◆ STORED ROWS ◆
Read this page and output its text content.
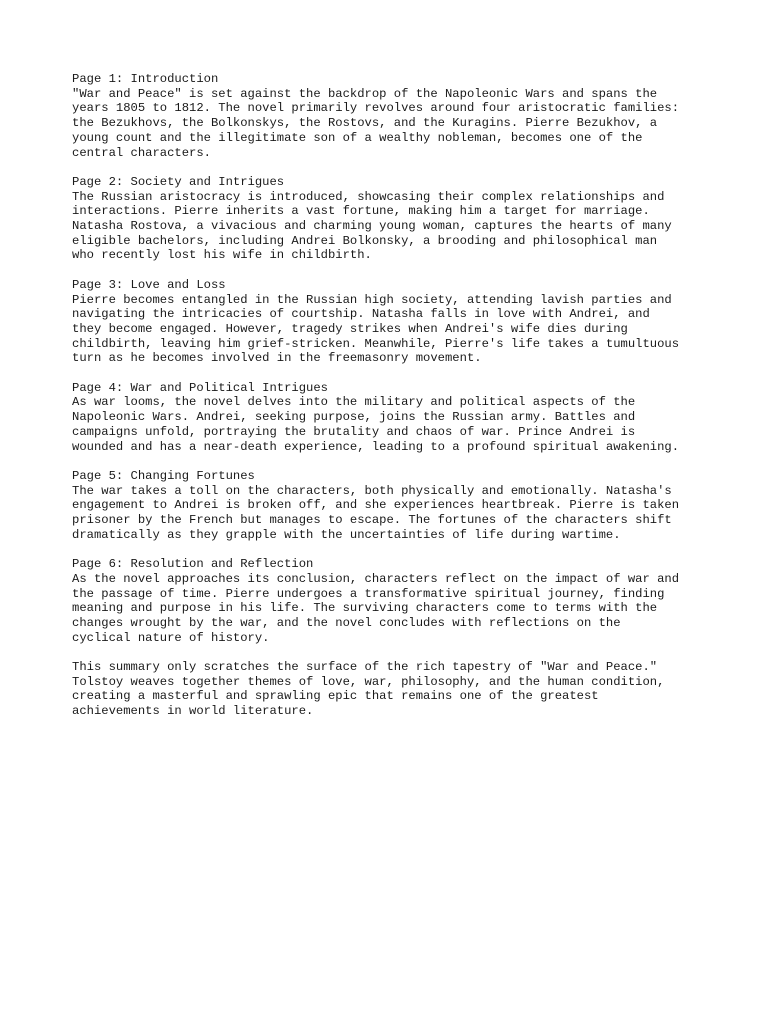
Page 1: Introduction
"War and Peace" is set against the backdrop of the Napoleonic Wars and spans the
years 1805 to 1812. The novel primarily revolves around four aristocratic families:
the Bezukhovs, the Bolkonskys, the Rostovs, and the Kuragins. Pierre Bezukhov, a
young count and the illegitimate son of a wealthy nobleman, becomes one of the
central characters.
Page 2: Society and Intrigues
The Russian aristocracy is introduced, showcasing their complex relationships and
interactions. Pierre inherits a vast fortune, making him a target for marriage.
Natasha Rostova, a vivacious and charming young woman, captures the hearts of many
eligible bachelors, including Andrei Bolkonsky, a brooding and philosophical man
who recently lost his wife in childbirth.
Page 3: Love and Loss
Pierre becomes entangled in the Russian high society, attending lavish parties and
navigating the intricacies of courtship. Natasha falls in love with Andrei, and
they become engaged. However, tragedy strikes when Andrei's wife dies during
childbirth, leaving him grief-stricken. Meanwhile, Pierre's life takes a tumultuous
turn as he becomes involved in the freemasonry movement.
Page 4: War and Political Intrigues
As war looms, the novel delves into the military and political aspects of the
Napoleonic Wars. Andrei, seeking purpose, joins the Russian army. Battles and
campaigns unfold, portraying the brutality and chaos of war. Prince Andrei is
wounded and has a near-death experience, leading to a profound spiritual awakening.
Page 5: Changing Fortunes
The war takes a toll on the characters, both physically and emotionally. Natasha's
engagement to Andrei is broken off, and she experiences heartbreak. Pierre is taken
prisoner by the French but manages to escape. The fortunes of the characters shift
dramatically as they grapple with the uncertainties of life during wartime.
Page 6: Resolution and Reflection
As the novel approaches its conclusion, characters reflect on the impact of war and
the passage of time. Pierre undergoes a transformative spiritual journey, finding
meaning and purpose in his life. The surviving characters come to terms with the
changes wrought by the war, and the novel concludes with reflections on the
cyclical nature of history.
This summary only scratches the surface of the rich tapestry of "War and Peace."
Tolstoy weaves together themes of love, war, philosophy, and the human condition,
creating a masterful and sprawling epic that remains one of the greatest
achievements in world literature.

◆ CHALLENGE ◆
From the listing, tally every line with the word "during" in it and give only the tally.

◆ SOLUTION TO THE PROBLEM ◆
2